● REQUIRED WORK
Please repeat all of the listing exactly.
========================================================================
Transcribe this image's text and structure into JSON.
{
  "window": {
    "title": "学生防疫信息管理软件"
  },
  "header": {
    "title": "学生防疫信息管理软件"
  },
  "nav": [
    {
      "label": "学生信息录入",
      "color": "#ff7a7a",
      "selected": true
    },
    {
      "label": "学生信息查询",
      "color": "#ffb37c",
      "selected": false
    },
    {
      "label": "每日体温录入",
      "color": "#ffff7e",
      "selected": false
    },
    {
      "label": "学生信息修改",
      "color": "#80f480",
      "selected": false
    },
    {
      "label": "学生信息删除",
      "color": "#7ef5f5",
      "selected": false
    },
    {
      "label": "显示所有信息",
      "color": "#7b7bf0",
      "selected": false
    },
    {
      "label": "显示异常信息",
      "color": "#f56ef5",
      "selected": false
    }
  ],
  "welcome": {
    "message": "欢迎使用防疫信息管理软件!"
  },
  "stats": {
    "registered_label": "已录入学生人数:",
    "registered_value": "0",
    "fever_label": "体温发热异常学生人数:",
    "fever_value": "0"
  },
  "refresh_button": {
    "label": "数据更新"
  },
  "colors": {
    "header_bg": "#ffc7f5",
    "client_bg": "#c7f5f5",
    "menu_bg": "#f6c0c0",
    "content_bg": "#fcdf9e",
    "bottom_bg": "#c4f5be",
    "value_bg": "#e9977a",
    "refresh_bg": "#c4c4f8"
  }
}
========================================================================
● EXERCISE ANSWER
Transcribe this image's text and structure into JSON.
{
  "window": {
    "title": "学生防疫信息管理软件"
  },
  "header": {
    "title": "学生防疫信息管理软件"
  },
  "nav": [
    {
      "label": "学生信息录入",
      "color": "#ff7a7a",
      "selected": true
    },
    {
      "label": "学生信息查询",
      "color": "#ffb37c",
      "selected": false
    },
    {
      "label": "每日体温录入",
      "color": "#ffff7e",
      "selected": false
    },
    {
      "label": "学生信息修改",
      "color": "#80f480",
      "selected": false
    },
    {
      "label": "学生信息删除",
      "color": "#7ef5f5",
      "selected": false
    },
    {
      "label": "显示所有信息",
      "color": "#7b7bf0",
      "selected": false
    },
    {
      "label": "显示异常信息",
      "color": "#f56ef5",
      "selected": false
    }
  ],
  "welcome": {
    "message": "欢迎使用防疫信息管理软件!"
  },
  "stats": {
    "registered_label": "已录入学生人数:",
    "registered_value": "0",
    "fever_label": "体温发热异常学生人数:",
    "fever_value": "0"
  },
  "refresh_button": {
    "label": "数据更新"
  },
  "colors": {
    "header_bg": "#ffc7f5",
    "client_bg": "#c7f5f5",
    "menu_bg": "#f6c0c0",
    "content_bg": "#fcdf9e",
    "bottom_bg": "#c4f5be",
    "value_bg": "#e9977a",
    "refresh_bg": "#c4c4f8"
  }
}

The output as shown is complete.